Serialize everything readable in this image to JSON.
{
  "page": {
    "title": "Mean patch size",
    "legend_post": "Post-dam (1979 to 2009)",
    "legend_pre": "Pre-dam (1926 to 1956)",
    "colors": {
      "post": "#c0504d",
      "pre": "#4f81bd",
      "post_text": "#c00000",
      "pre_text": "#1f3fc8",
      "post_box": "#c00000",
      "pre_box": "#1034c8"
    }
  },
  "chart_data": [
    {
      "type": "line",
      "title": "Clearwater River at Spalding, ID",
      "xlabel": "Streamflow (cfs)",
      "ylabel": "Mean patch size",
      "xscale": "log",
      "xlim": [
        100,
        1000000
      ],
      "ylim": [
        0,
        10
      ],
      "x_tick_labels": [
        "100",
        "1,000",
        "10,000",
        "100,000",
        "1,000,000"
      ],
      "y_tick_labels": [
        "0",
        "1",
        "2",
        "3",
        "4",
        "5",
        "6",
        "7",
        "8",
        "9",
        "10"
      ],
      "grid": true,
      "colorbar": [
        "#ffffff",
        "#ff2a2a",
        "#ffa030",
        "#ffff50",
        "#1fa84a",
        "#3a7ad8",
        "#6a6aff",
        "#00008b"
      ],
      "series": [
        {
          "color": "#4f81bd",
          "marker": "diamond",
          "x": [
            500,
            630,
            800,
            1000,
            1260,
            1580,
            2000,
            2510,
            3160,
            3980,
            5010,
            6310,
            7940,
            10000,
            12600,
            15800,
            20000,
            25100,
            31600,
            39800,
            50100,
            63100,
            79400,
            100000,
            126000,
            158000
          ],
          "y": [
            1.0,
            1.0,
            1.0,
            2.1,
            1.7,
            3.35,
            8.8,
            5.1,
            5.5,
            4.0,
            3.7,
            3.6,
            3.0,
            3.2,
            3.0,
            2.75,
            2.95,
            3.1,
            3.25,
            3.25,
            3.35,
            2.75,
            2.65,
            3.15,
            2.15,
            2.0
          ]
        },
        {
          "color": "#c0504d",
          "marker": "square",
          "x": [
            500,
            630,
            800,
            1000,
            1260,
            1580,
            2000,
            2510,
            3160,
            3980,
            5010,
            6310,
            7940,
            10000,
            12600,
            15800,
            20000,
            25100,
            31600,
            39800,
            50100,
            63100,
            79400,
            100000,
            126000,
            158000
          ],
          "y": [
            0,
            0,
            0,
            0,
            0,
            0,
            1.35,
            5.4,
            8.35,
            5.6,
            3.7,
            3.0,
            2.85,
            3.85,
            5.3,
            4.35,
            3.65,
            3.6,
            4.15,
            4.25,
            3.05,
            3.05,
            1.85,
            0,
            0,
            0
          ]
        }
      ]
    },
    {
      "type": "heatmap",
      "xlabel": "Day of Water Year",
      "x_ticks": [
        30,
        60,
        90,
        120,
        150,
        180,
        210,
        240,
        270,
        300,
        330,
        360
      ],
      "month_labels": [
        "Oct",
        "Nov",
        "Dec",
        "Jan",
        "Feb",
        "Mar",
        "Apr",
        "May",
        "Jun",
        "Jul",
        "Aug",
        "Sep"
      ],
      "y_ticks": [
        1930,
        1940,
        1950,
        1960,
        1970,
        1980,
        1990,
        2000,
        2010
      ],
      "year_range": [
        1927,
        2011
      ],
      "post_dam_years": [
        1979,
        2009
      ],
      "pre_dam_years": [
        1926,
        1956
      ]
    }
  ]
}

Do this.
Repeat all the records. Match each line exactly.

Expected output.
Serialize everything readable in this image to JSON.
{
  "page": {
    "title": "Mean patch size",
    "legend_post": "Post-dam (1979 to 2009)",
    "legend_pre": "Pre-dam (1926 to 1956)",
    "colors": {
      "post": "#c0504d",
      "pre": "#4f81bd",
      "post_text": "#c00000",
      "pre_text": "#1f3fc8",
      "post_box": "#c00000",
      "pre_box": "#1034c8"
    }
  },
  "chart_data": [
    {
      "type": "line",
      "title": "Clearwater River at Spalding, ID",
      "xlabel": "Streamflow (cfs)",
      "ylabel": "Mean patch size",
      "xscale": "log",
      "xlim": [
        100,
        1000000
      ],
      "ylim": [
        0,
        10
      ],
      "x_tick_labels": [
        "100",
        "1,000",
        "10,000",
        "100,000",
        "1,000,000"
      ],
      "y_tick_labels": [
        "0",
        "1",
        "2",
        "3",
        "4",
        "5",
        "6",
        "7",
        "8",
        "9",
        "10"
      ],
      "grid": true,
      "colorbar": [
        "#ffffff",
        "#ff2a2a",
        "#ffa030",
        "#ffff50",
        "#1fa84a",
        "#3a7ad8",
        "#6a6aff",
        "#00008b"
      ],
      "series": [
        {
          "color": "#4f81bd",
          "marker": "diamond",
          "x": [
            500,
            630,
            800,
            1000,
            1260,
            1580,
            2000,
            2510,
            3160,
            3980,
            5010,
            6310,
            7940,
            10000,
            12600,
            15800,
            20000,
            25100,
            31600,
            39800,
            50100,
            63100,
            79400,
            100000,
            126000,
            158000
          ],
          "y": [
            1.0,
            1.0,
            1.0,
            2.1,
            1.7,
            3.35,
            8.8,
            5.1,
            5.5,
            4.0,
            3.7,
            3.6,
            3.0,
            3.2,
            3.0,
            2.75,
            2.95,
            3.1,
            3.25,
            3.25,
            3.35,
            2.75,
            2.65,
            3.15,
            2.15,
            2.0
          ]
        },
        {
          "color": "#c0504d",
          "marker": "square",
          "x": [
            500,
            630,
            800,
            1000,
            1260,
            1580,
            2000,
            2510,
            3160,
            3980,
            5010,
            6310,
            7940,
            10000,
            12600,
            15800,
            20000,
            25100,
            31600,
            39800,
            50100,
            63100,
            79400,
            100000,
            126000,
            158000
          ],
          "y": [
            0,
            0,
            0,
            0,
            0,
            0,
            1.35,
            5.4,
            8.35,
            5.6,
            3.7,
            3.0,
            2.85,
            3.85,
            5.3,
            4.35,
            3.65,
            3.6,
            4.15,
            4.25,
            3.05,
            3.05,
            1.85,
            0,
            0,
            0
          ]
        }
      ]
    },
    {
      "type": "heatmap",
      "xlabel": "Day of Water Year",
      "x_ticks": [
        30,
        60,
        90,
        120,
        150,
        180,
        210,
        240,
        270,
        300,
        330,
        360
      ],
      "month_labels": [
        "Oct",
        "Nov",
        "Dec",
        "Jan",
        "Feb",
        "Mar",
        "Apr",
        "May",
        "Jun",
        "Jul",
        "Aug",
        "Sep"
      ],
      "y_ticks": [
        1930,
        1940,
        1950,
        1960,
        1970,
        1980,
        1990,
        2000,
        2010
      ],
      "year_range": [
        1927,
        2011
      ],
      "post_dam_years": [
        1979,
        2009
      ],
      "pre_dam_years": [
        1926,
        1956
      ]
    }
  ]
}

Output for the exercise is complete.